Zeilen aus einem Datensatz
● ● ● ● ●
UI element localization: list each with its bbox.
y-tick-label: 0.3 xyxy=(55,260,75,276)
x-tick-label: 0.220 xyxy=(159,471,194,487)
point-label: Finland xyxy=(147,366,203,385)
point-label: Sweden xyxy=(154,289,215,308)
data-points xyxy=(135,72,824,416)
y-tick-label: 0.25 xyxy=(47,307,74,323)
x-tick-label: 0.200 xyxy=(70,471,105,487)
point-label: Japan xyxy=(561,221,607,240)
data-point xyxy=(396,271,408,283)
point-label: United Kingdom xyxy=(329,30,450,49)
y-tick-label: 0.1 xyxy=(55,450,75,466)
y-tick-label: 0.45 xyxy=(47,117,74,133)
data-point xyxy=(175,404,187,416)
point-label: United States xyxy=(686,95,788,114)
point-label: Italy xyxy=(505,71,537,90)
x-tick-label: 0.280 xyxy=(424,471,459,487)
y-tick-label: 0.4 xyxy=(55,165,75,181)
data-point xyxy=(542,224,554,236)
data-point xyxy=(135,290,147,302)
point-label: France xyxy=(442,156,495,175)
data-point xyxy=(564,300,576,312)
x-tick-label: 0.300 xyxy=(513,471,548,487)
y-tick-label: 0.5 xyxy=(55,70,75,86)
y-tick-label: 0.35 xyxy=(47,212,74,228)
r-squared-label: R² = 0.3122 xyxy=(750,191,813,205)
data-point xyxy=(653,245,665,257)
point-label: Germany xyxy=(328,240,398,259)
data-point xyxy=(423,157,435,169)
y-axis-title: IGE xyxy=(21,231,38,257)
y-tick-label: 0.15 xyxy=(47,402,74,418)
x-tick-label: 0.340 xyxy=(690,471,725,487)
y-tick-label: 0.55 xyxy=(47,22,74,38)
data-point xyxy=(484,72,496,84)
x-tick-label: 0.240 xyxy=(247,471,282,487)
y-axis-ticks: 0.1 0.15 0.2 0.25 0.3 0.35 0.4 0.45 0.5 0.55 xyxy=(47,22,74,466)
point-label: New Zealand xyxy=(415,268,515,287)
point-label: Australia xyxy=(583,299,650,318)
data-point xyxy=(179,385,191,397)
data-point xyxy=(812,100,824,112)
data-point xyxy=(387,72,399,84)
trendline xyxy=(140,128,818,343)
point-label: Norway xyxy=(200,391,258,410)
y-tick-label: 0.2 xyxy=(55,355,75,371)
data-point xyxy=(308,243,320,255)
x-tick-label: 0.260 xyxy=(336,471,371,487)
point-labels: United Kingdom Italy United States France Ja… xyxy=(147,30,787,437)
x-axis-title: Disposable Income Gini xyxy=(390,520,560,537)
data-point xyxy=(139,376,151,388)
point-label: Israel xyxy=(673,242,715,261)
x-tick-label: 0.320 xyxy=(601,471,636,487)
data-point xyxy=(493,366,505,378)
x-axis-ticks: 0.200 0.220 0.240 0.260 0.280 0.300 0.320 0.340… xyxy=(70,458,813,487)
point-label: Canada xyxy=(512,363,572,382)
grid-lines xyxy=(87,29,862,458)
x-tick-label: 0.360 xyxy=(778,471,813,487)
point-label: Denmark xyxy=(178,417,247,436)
● ● ● ● ●
→ **AUFGABE**
Ordne alle Zeilen als Markdown-Tabelle mit den Spalten „Nr.“ und „Eintrag“ an. Lass dabei leere Zeilen weg.

→ **ANTWORT**
| Nr. | Eintrag |
|---|---|
| 1 | UI element localization: list each with its bbox. |
| 2 | y-tick-label: 0.3 xyxy=(55,260,75,276) |
| 3 | x-tick-label: 0.220 xyxy=(159,471,194,487) |
| 4 | point-label: Finland xyxy=(147,366,203,385) |
| 5 | point-label: Sweden xyxy=(154,289,215,308) |
| 6 | data-points xyxy=(135,72,824,416) |
| 7 | y-tick-label: 0.25 xyxy=(47,307,74,323) |
| 8 | x-tick-label: 0.200 xyxy=(70,471,105,487) |
| 9 | point-label: Japan xyxy=(561,221,607,240) |
| 10 | data-point xyxy=(396,271,408,283) |
| 11 | point-label: United Kingdom xyxy=(329,30,450,49) |
| 12 | y-tick-label: 0.1 xyxy=(55,450,75,466) |
| 13 | y-tick-label: 0.45 xyxy=(47,117,74,133) |
| 14 | data-point xyxy=(175,404,187,416) |
| 15 | point-label: United States xyxy=(686,95,788,114) |
| 16 | point-label: Italy xyxy=(505,71,537,90) |
| 17 | x-tick-label: 0.280 xyxy=(424,471,459,487) |
| 18 | y-tick-label: 0.4 xyxy=(55,165,75,181) |
| 19 | data-point xyxy=(542,224,554,236) |
| 20 | data-point xyxy=(135,290,147,302) |
| 21 | point-label: France xyxy=(442,156,495,175) |
| 22 | data-point xyxy=(564,300,576,312) |
| 23 | x-tick-label: 0.300 xyxy=(513,471,548,487) |
| 24 | y-tick-label: 0.5 xyxy=(55,70,75,86) |
| 25 | y-tick-label: 0.35 xyxy=(47,212,74,228) |
| 26 | r-squared-label: R² = 0.3122 xyxy=(750,191,813,205) |
| 27 | data-point xyxy=(653,245,665,257) |
| 28 | point-label: Germany xyxy=(328,240,398,259) |
| 29 | data-point xyxy=(423,157,435,169) |
| 30 | y-axis-title: IGE xyxy=(21,231,38,257) |
| 31 | y-tick-label: 0.15 xyxy=(47,402,74,418) |
| 32 | x-tick-label: 0.340 xyxy=(690,471,725,487) |
| 33 | y-tick-label: 0.55 xyxy=(47,22,74,38) |
| 34 | data-point xyxy=(484,72,496,84) |
| 35 | x-tick-label: 0.240 xyxy=(247,471,282,487) |
| 36 | y-axis-ticks: 0.1 0.15 0.2 0.25 0.3 0.35 0.4 0.45 0.5 0.55 xyxy=(47,22,74,466) |
| 37 | point-label: New Zealand xyxy=(415,268,515,287) |
| 38 | point-label: Australia xyxy=(583,299,650,318) |
| 39 | data-point xyxy=(179,385,191,397) |
| 40 | data-point xyxy=(812,100,824,112) |
| 41 | data-point xyxy=(387,72,399,84) |
| 42 | trendline xyxy=(140,128,818,343) |
| 43 | point-label: Norway xyxy=(200,391,258,410) |
| 44 | y-tick-label: 0.2 xyxy=(55,355,75,371) |
| 45 | data-point xyxy=(308,243,320,255) |
| 46 | x-tick-label: 0.260 xyxy=(336,471,371,487) |
| 47 | point-labels: United Kingdom Italy United States France Ja… xyxy=(147,30,787,437) |
| 48 | x-axis-title: Disposable Income Gini xyxy=(390,520,560,537) |
| 49 | data-point xyxy=(139,376,151,388) |
| 50 | point-label: Israel xyxy=(673,242,715,261) |
| 51 | x-tick-label: 0.320 xyxy=(601,471,636,487) |
| 52 | data-point xyxy=(493,366,505,378) |
| 53 | x-axis-ticks: 0.200 0.220 0.240 0.260 0.280 0.300 0.320 0.340… xyxy=(70,458,813,487) |
| 54 | point-label: Canada xyxy=(512,363,572,382) |
| 55 | grid-lines xyxy=(87,29,862,458) |
| 56 | x-tick-label: 0.360 xyxy=(778,471,813,487) |
| 57 | point-label: Denmark xyxy=(178,417,247,436) |